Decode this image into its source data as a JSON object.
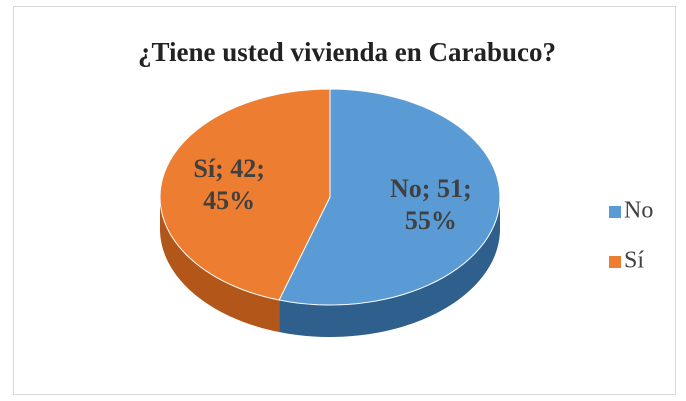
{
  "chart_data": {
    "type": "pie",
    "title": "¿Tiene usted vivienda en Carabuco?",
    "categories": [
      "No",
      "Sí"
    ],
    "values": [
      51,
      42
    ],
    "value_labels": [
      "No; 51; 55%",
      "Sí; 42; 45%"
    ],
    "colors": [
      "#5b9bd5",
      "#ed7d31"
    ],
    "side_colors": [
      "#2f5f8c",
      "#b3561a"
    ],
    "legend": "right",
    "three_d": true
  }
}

┄┄┄┄┄┄┄┄┄┄

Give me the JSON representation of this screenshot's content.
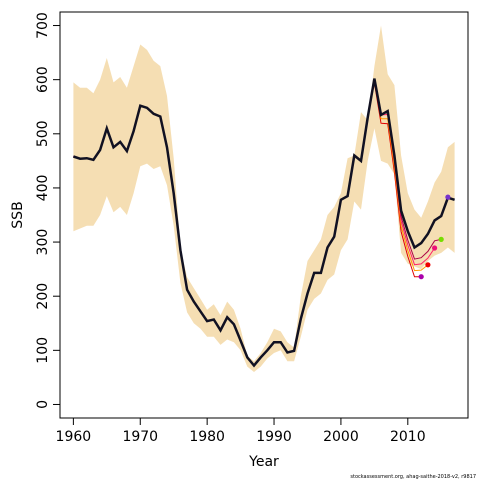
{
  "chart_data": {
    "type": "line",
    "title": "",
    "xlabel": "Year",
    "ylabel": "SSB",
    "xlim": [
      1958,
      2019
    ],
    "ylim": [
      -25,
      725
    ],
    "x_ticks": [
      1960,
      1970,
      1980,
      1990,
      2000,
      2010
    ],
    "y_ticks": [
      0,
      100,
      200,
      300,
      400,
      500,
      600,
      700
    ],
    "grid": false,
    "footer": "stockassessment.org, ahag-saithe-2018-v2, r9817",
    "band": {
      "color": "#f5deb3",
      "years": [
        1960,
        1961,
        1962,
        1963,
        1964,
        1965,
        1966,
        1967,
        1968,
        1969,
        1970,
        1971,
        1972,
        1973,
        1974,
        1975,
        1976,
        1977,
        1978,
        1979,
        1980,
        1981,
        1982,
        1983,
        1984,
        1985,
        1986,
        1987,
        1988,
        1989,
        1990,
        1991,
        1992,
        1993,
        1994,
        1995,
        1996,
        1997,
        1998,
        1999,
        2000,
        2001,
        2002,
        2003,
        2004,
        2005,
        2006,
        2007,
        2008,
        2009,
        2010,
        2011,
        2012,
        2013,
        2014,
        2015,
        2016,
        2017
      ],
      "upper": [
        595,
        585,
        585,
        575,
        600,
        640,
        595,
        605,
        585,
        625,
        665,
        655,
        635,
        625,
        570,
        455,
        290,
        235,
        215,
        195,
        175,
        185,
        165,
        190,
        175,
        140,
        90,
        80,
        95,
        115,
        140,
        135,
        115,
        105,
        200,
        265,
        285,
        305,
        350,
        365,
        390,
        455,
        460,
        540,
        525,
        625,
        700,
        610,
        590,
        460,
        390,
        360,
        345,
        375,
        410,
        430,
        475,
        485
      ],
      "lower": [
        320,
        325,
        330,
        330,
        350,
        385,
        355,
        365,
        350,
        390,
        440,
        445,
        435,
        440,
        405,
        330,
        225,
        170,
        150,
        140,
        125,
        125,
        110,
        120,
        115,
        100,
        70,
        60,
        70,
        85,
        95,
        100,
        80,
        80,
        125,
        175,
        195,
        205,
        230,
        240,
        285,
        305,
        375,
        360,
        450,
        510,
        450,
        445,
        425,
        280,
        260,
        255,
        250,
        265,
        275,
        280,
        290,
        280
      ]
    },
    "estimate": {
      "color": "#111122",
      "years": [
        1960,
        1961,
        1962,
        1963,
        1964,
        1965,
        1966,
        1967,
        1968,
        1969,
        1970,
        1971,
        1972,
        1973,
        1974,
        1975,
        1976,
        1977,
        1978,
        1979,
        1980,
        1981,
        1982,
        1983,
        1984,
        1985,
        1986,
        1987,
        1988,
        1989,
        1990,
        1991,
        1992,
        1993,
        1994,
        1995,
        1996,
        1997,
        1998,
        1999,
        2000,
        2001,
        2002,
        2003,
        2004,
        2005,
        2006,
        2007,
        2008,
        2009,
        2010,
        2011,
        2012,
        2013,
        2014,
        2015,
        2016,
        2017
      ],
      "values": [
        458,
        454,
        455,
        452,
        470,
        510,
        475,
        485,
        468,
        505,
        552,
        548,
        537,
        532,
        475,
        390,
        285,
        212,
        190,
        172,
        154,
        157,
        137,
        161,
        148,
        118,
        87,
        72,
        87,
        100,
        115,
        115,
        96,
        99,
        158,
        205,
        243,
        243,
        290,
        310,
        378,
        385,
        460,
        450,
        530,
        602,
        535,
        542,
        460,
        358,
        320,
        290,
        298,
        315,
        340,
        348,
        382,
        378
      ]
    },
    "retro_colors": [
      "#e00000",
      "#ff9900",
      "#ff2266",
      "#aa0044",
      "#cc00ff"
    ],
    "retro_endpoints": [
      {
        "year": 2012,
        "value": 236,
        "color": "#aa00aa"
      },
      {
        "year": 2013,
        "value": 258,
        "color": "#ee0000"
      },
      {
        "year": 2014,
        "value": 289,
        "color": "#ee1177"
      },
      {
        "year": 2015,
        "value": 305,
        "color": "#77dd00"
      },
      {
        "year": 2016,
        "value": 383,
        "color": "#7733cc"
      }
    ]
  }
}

┄┄┄┄┄┄┄┄┄┄

**What is asked**
Across the records above, count the lines holding "JSON" and reply with that number alone.

**Written solution**
2